Every entry here needs to be repeated exactly.

— begin Material shown —

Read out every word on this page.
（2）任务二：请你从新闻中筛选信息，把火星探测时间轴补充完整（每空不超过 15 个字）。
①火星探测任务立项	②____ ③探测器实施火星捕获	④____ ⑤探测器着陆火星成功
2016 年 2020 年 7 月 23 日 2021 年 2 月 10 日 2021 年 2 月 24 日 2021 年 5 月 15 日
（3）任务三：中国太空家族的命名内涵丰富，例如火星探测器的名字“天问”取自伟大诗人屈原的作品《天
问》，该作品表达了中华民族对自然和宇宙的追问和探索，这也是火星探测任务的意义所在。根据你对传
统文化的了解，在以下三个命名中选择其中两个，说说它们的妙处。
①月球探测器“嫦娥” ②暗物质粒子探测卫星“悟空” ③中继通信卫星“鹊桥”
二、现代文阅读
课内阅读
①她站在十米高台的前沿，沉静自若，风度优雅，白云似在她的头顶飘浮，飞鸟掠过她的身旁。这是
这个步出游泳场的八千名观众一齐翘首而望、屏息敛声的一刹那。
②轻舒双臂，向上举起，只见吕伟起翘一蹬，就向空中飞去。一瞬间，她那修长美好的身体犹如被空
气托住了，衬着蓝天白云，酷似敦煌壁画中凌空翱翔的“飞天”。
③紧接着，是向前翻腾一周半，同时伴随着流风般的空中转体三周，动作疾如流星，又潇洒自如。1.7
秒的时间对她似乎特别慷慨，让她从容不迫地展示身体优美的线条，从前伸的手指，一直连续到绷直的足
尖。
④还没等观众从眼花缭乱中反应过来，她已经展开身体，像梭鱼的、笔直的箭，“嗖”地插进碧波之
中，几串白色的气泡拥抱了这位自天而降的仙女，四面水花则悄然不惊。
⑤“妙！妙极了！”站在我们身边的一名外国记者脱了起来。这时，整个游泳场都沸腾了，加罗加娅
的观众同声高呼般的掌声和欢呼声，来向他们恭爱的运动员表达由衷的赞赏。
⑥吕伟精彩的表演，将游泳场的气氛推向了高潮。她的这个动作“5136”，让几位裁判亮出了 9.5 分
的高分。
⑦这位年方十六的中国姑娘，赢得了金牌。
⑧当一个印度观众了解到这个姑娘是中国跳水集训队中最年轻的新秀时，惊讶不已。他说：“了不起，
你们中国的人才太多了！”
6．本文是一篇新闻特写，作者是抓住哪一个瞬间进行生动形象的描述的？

— end Material shown —

**The output**
Read out every word on this page.
（2）任务二：请你从新闻中筛选信息，把火星探测时间轴补充完整（每空不超过 15 个字）。
①火星探测任务立项	②____ ③探测器实施火星捕获	④____ ⑤探测器着陆火星成功
2016 年 2020 年 7 月 23 日 2021 年 2 月 10 日 2021 年 2 月 24 日 2021 年 5 月 15 日
（3）任务三：中国太空家族的命名内涵丰富，例如火星探测器的名字“天问”取自伟大诗人屈原的作品《天
问》，该作品表达了中华民族对自然和宇宙的追问和探索，这也是火星探测任务的意义所在。根据你对传
统文化的了解，在以下三个命名中选择其中两个，说说它们的妙处。
①月球探测器“嫦娥” ②暗物质粒子探测卫星“悟空” ③中继通信卫星“鹊桥”
二、现代文阅读
课内阅读
①她站在十米高台的前沿，沉静自若，风度优雅，白云似在她的头顶飘浮，飞鸟掠过她的身旁。这是
这个步出游泳场的八千名观众一齐翘首而望、屏息敛声的一刹那。
②轻舒双臂，向上举起，只见吕伟起翘一蹬，就向空中飞去。一瞬间，她那修长美好的身体犹如被空
气托住了，衬着蓝天白云，酷似敦煌壁画中凌空翱翔的“飞天”。
③紧接着，是向前翻腾一周半，同时伴随着流风般的空中转体三周，动作疾如流星，又潇洒自如。1.7
秒的时间对她似乎特别慷慨，让她从容不迫地展示身体优美的线条，从前伸的手指，一直连续到绷直的足
尖。
④还没等观众从眼花缭乱中反应过来，她已经展开身体，像梭鱼的、笔直的箭，“嗖”地插进碧波之
中，几串白色的气泡拥抱了这位自天而降的仙女，四面水花则悄然不惊。
⑤“妙！妙极了！”站在我们身边的一名外国记者脱了起来。这时，整个游泳场都沸腾了，加罗加娅
的观众同声高呼般的掌声和欢呼声，来向他们恭爱的运动员表达由衷的赞赏。
⑥吕伟精彩的表演，将游泳场的气氛推向了高潮。她的这个动作“5136”，让几位裁判亮出了 9.5 分
的高分。
⑦这位年方十六的中国姑娘，赢得了金牌。
⑧当一个印度观众了解到这个姑娘是中国跳水集训队中最年轻的新秀时，惊讶不已。他说：“了不起，
你们中国的人才太多了！”
6．本文是一篇新闻特写，作者是抓住哪一个瞬间进行生动形象的描述的？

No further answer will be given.